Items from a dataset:
################
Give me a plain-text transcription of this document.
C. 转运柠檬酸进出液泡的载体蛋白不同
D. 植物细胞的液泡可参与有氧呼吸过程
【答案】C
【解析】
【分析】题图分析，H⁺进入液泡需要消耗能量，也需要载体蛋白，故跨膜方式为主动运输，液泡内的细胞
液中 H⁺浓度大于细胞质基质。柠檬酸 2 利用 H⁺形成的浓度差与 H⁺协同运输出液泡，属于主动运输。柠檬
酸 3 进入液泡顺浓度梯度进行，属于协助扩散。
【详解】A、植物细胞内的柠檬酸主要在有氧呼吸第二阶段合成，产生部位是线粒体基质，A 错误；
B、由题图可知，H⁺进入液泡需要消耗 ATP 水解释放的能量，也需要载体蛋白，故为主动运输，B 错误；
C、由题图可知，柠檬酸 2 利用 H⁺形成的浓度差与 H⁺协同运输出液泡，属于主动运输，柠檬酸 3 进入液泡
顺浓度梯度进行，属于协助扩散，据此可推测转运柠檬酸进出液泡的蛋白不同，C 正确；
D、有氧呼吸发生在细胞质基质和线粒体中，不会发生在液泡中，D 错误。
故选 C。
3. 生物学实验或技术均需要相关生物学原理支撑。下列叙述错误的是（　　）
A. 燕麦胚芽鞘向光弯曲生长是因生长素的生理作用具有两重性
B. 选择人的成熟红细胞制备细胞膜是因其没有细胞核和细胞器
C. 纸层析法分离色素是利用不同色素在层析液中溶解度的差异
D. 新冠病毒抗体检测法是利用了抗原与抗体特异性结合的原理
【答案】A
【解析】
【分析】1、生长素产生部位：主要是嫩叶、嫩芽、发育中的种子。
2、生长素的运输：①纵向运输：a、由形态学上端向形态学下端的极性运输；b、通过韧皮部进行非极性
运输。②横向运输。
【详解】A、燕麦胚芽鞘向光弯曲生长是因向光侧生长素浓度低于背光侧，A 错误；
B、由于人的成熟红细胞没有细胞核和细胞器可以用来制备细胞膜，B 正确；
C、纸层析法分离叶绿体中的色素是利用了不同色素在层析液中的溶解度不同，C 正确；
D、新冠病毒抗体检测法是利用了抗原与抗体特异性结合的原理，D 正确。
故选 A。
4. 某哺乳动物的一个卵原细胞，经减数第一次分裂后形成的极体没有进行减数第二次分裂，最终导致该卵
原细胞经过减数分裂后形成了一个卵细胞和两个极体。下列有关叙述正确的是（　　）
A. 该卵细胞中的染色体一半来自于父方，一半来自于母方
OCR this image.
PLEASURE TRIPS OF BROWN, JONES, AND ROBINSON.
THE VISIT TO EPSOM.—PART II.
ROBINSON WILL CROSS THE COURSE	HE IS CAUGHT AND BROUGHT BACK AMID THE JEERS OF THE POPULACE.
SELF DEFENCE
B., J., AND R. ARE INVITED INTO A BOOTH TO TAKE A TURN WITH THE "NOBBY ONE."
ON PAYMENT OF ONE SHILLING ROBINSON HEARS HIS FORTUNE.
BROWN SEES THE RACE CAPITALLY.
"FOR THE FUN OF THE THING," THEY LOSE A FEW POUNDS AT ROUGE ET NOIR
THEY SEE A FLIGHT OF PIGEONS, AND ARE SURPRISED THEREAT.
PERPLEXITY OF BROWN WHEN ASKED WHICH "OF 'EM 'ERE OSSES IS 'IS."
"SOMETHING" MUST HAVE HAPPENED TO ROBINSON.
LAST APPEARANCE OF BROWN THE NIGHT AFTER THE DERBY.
################
Challenge: Search the data above for the string "BROWN" and copy each line that has it.

Output of the task:
PLEASURE TRIPS OF BROWN, JONES, AND ROBINSON.
BROWN SEES THE RACE CAPITALLY.
PERPLEXITY OF BROWN WHEN ASKED WHICH "OF 'EM 'ERE OSSES IS 'IS."
LAST APPEARANCE OF BROWN THE NIGHT AFTER THE DERBY.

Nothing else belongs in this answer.